# [DATASET EXCERPTS]

>> BEGIN

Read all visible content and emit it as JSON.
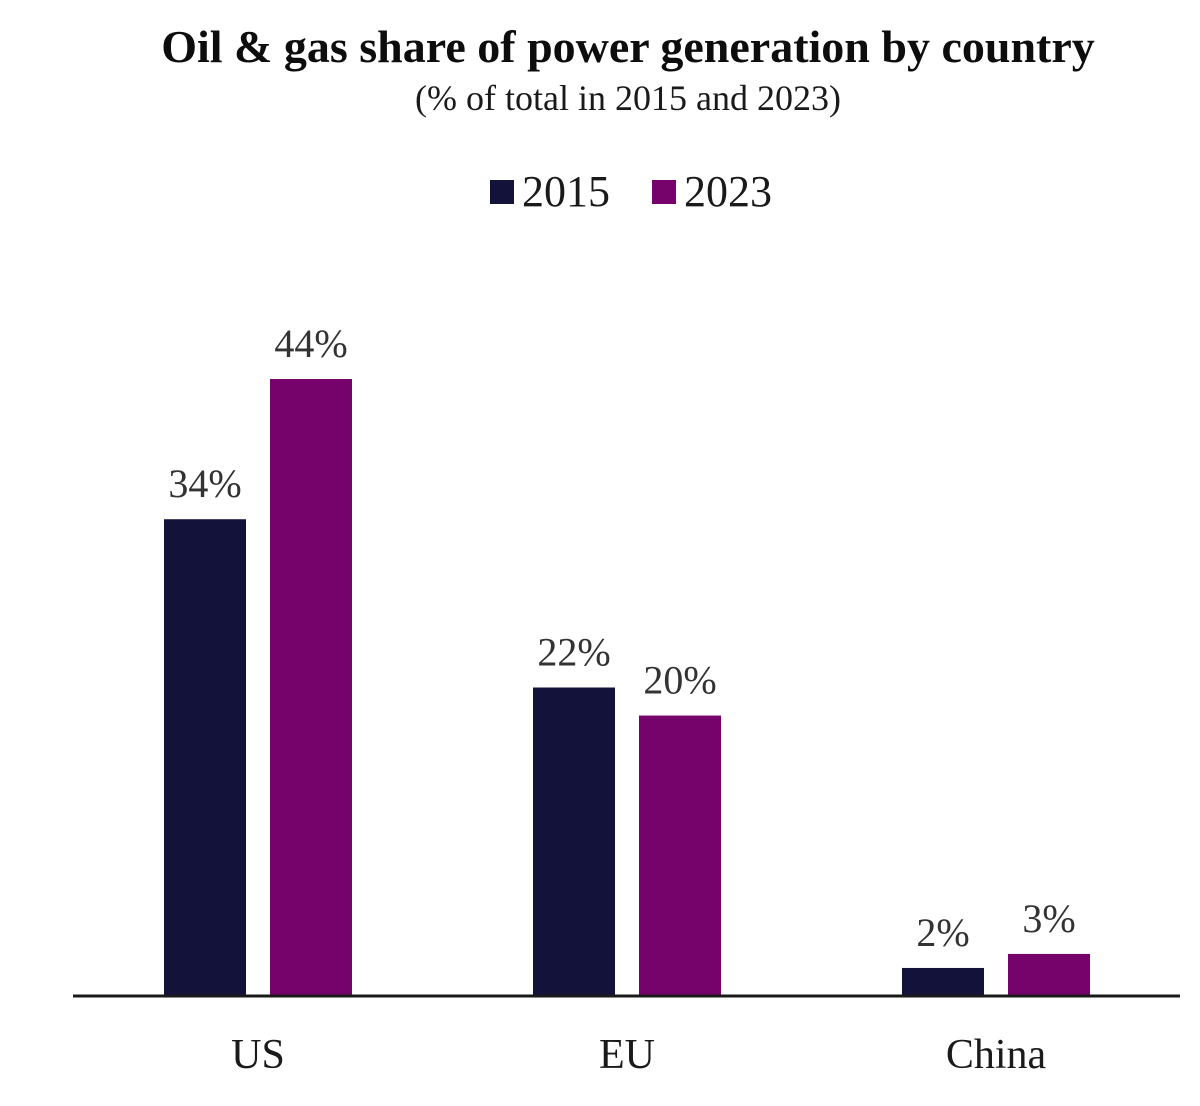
{
  "chart_data": {
    "type": "bar",
    "title": "Oil & gas share of power generation by country",
    "subtitle": "(% of total in 2015 and 2023)",
    "categories": [
      "US",
      "EU",
      "China"
    ],
    "series": [
      {
        "name": "2015",
        "color": "#13123a",
        "values": [
          34,
          22,
          2
        ],
        "labels": [
          "34%",
          "22%",
          "2%"
        ]
      },
      {
        "name": "2023",
        "color": "#76036b",
        "values": [
          44,
          20,
          3
        ],
        "labels": [
          "44%",
          "20%",
          "3%"
        ]
      }
    ],
    "xlabel": "",
    "ylabel": "",
    "ylim": [
      0,
      50
    ],
    "grid": false,
    "legend_position": "top-center",
    "axis_color": "#1a1a1a"
  }
}
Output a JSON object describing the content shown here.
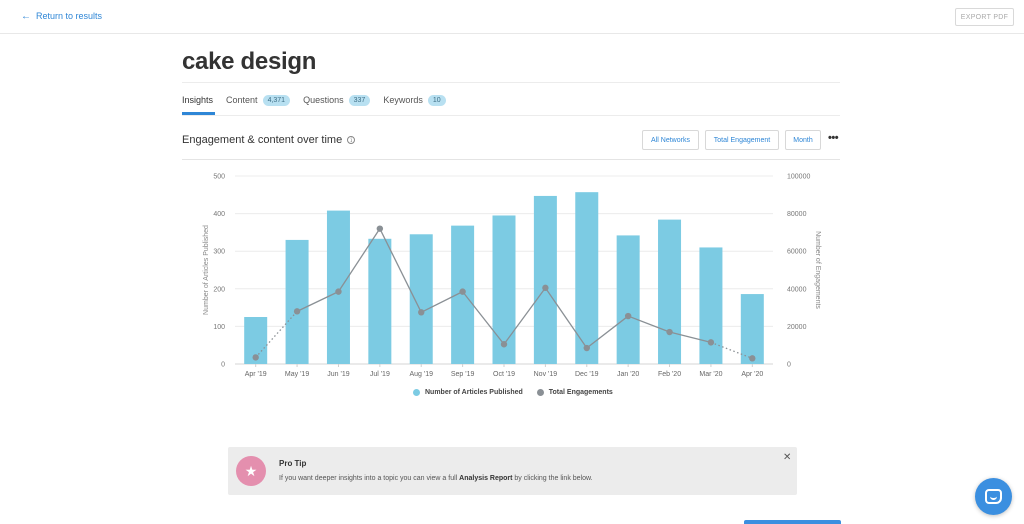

>> END

# [DIRECTIONS FOR THIS TASK]
Make an exact copy of the data, leaving its pictures out.

# [OUTPUT]
Read all visible content and emit it as JSON.
{
  "chart_data": {
    "type": "bar",
    "title": "Oil & gas share of power generation by country",
    "subtitle": "(% of total in 2015 and 2023)",
    "categories": [
      "US",
      "EU",
      "China"
    ],
    "series": [
      {
        "name": "2015",
        "color": "#13123a",
        "values": [
          34,
          22,
          2
        ],
        "labels": [
          "34%",
          "22%",
          "2%"
        ]
      },
      {
        "name": "2023",
        "color": "#76036b",
        "values": [
          44,
          20,
          3
        ],
        "labels": [
          "44%",
          "20%",
          "3%"
        ]
      }
    ],
    "xlabel": "",
    "ylabel": "",
    "ylim": [
      0,
      50
    ],
    "grid": false,
    "legend_position": "top-center",
    "axis_color": "#1a1a1a"
  }
}
Output a JSON object describing the content shown here.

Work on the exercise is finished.